### Requirement
Gather the lines from the material that contain "pinakamalaking".
[start Data entries]
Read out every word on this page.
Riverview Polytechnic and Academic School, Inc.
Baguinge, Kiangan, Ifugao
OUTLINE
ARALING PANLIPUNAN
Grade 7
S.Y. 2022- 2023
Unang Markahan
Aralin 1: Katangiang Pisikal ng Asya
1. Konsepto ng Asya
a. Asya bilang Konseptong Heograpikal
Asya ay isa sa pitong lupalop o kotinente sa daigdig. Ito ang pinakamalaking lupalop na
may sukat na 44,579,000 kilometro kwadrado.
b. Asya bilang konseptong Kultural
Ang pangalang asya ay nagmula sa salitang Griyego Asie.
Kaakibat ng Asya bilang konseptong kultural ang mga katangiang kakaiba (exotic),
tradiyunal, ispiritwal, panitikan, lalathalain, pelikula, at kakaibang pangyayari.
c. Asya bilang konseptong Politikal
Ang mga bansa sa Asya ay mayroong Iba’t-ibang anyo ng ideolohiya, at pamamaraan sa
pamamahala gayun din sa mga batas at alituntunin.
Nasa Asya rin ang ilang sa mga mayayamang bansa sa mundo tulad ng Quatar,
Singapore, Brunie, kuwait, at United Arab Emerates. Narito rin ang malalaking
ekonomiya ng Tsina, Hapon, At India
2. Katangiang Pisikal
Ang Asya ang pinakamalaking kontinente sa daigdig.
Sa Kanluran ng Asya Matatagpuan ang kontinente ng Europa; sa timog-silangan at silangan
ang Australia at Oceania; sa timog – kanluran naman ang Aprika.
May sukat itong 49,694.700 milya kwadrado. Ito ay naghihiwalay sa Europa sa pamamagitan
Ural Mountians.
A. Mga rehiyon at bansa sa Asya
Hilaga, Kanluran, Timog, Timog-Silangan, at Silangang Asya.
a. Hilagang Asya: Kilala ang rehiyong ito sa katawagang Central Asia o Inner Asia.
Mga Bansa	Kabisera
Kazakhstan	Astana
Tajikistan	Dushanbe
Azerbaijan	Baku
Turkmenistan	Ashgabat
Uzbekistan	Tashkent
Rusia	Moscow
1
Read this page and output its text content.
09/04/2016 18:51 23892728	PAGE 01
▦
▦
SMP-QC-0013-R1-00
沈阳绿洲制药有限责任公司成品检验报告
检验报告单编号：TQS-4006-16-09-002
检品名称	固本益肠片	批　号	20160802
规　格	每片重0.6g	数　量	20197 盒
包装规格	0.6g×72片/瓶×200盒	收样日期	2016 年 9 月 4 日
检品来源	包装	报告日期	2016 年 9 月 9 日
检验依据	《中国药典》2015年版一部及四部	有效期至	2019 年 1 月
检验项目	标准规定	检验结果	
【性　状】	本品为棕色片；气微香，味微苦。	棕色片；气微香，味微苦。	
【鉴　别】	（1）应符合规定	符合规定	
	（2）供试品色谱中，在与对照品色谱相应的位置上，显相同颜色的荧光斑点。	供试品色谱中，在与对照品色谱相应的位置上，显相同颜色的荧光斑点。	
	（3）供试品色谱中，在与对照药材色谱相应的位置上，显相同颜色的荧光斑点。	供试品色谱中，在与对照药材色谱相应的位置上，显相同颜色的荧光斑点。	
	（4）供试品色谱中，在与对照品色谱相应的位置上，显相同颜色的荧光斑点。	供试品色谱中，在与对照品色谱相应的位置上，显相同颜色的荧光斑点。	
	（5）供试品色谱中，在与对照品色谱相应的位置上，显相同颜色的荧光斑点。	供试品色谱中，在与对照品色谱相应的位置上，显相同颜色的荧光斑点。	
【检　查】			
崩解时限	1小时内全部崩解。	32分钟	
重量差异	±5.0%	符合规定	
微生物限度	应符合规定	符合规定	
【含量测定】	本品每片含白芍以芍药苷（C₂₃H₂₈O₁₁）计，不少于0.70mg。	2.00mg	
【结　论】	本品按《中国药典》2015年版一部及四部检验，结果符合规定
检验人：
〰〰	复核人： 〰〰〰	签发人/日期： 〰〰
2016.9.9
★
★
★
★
[end Data entries]
[start Data entries]
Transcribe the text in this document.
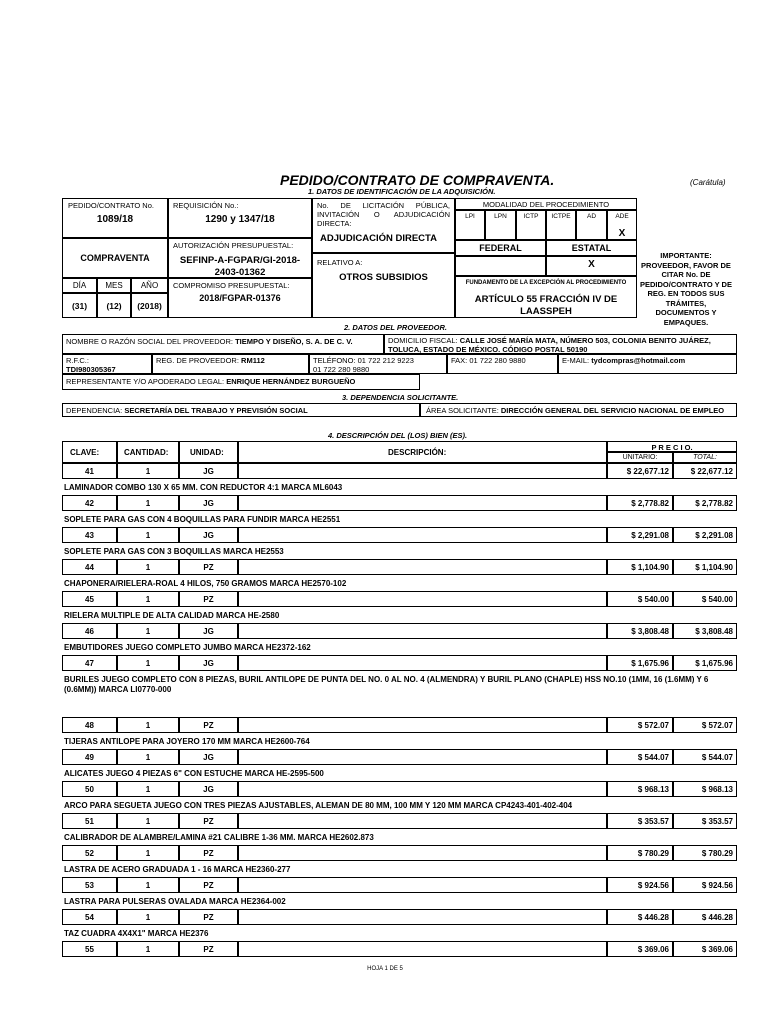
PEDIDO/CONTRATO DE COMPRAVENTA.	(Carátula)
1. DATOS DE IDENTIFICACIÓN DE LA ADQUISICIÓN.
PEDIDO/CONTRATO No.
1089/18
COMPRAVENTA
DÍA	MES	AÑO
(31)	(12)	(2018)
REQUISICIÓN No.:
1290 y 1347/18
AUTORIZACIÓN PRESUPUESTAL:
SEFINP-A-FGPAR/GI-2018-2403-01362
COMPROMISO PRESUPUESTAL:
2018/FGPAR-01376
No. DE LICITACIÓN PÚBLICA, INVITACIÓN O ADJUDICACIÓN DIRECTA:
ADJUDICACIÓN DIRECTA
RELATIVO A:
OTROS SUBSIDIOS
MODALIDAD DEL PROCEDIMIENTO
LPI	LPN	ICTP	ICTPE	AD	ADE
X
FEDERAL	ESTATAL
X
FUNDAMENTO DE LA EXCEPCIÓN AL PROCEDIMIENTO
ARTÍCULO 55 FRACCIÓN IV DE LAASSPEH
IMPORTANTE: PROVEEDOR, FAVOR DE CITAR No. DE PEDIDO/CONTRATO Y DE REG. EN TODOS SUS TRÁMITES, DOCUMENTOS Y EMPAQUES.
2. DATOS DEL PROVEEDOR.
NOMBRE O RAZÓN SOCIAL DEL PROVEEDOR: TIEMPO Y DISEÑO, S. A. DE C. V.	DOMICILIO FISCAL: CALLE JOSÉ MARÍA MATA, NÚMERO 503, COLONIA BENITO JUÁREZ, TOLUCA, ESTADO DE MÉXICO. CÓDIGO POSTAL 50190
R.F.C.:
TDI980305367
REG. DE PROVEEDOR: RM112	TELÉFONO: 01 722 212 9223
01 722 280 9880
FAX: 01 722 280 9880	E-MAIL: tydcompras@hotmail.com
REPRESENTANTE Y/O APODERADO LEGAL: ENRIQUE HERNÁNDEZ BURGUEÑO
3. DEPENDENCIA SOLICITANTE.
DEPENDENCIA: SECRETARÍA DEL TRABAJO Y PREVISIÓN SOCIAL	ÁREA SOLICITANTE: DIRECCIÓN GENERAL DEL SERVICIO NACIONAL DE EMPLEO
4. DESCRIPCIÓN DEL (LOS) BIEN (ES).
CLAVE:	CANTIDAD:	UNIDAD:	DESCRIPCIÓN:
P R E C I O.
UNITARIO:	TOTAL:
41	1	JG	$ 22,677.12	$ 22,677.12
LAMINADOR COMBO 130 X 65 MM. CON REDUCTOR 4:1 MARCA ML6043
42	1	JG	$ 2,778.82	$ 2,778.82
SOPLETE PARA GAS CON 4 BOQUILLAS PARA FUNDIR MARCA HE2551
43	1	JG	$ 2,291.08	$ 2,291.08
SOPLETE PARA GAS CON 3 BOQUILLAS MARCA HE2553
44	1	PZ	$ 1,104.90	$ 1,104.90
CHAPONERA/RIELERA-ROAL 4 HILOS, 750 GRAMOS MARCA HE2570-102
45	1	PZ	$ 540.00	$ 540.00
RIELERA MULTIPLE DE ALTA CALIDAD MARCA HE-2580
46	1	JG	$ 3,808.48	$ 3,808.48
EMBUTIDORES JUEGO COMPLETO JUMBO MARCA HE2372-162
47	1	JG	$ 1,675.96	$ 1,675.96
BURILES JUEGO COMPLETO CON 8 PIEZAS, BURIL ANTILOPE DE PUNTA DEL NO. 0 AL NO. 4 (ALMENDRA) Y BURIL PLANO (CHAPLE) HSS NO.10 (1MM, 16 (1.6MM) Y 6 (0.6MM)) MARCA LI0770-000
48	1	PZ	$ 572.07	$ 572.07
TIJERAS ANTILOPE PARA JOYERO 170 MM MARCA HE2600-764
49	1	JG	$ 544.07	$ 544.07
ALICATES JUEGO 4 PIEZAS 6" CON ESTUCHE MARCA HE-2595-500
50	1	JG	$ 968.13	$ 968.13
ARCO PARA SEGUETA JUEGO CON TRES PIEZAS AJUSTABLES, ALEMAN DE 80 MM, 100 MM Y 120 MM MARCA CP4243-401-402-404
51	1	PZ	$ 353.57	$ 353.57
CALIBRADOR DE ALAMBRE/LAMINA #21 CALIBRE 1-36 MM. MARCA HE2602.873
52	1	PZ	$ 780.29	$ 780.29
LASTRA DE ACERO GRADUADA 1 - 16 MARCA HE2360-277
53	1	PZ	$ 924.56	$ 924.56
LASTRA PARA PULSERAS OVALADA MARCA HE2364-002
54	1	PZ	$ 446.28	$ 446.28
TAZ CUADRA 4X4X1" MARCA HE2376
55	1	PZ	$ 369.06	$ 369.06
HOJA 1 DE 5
[end Data entries]
### Written answer
Asya ay isa sa pitong lupalop o kotinente sa daigdig. Ito ang pinakamalaking lupalop na
Ang Asya ang pinakamalaking kontinente sa daigdig.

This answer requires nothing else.